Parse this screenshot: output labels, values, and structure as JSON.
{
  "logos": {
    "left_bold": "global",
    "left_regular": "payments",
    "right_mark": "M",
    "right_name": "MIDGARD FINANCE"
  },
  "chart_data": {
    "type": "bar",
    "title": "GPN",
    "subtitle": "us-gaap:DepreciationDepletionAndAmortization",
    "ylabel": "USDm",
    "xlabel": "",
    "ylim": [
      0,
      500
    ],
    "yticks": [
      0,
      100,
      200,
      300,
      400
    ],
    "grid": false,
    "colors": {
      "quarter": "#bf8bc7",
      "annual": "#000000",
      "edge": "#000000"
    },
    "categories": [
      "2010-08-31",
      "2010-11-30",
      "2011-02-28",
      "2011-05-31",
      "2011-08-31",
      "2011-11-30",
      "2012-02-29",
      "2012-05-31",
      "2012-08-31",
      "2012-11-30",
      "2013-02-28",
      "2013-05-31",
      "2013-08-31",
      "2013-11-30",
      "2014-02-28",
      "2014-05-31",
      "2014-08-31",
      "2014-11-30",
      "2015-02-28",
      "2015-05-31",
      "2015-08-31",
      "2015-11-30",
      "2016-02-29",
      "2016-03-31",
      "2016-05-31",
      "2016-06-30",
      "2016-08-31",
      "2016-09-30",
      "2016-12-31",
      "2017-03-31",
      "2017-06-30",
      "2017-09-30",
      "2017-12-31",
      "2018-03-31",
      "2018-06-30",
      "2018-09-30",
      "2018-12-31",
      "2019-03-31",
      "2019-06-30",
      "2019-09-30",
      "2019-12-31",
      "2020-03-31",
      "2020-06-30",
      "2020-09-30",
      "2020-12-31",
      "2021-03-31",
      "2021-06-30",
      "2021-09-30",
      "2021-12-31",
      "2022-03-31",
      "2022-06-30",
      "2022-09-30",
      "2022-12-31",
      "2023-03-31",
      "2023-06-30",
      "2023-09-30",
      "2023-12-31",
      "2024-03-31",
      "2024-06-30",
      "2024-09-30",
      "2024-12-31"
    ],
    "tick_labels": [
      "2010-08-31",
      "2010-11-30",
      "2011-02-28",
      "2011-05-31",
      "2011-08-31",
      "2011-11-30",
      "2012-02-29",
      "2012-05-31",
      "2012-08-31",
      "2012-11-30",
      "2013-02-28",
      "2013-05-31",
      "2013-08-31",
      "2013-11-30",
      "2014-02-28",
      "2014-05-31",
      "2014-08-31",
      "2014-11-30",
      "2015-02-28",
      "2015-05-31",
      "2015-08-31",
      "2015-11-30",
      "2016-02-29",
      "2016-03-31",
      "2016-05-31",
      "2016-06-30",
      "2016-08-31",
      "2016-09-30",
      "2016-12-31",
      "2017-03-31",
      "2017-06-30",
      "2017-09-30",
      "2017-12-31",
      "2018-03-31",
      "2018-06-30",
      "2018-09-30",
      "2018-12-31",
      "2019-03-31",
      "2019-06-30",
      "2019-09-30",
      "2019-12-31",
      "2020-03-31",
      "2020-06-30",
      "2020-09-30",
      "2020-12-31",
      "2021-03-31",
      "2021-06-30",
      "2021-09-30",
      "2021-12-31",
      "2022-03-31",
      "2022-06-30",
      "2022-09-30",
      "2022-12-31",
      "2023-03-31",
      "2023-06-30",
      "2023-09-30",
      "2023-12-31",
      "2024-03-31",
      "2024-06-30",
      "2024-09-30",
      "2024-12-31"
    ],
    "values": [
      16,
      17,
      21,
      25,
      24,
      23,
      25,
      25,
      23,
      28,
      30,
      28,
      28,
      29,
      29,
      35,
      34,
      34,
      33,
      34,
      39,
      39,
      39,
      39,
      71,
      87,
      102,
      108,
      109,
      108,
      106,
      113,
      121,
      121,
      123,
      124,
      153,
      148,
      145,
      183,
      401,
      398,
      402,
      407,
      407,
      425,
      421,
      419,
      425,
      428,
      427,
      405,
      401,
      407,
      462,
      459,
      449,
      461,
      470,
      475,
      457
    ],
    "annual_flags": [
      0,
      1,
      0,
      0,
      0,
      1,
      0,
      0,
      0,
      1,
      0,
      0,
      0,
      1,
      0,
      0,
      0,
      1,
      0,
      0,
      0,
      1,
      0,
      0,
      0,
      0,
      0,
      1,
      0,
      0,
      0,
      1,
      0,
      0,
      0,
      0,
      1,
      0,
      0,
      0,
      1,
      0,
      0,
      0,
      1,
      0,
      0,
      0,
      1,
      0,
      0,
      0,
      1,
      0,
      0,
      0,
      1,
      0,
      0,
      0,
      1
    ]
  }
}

### Directive:
Extract every line above containing the word "values".

### The result:
Parse this screenshot: output labels, values, and structure as JSON.
    "values": [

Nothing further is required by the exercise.